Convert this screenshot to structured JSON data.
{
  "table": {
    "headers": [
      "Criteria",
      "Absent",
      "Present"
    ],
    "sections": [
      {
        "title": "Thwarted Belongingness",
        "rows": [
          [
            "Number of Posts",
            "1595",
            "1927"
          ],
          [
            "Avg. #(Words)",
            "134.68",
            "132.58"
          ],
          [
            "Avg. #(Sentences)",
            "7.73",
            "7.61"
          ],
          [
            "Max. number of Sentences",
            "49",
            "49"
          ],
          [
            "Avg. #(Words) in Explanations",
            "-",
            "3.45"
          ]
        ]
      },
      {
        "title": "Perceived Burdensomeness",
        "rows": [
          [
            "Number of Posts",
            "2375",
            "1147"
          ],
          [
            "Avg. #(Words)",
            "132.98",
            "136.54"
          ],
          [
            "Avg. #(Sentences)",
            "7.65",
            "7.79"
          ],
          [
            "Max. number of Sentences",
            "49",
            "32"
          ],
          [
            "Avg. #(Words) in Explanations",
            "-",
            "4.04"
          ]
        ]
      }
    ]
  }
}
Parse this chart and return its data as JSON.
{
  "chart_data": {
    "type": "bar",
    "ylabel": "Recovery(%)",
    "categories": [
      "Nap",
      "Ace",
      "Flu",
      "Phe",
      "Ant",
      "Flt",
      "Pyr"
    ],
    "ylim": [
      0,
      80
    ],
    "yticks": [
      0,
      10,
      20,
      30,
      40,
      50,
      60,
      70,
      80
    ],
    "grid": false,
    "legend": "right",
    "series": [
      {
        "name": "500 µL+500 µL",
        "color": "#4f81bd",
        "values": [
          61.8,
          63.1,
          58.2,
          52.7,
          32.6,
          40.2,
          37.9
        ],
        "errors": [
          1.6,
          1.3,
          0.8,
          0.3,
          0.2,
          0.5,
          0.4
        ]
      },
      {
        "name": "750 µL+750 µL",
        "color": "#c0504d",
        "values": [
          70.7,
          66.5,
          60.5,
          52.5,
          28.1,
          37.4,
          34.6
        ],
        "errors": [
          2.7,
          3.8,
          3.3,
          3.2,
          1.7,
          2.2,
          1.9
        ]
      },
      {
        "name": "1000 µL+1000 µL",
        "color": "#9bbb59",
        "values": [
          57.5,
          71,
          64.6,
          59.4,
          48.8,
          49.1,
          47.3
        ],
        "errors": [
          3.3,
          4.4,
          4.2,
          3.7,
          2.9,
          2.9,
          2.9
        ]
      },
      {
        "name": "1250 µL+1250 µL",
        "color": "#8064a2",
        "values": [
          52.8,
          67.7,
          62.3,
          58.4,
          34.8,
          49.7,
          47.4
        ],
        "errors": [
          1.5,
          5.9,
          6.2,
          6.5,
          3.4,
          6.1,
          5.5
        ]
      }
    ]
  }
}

# [WHAT YOU SHOULD DO]
A number is the only answer here: how many lines of the material above contain "name"?

# [FULL OUTPUT]
4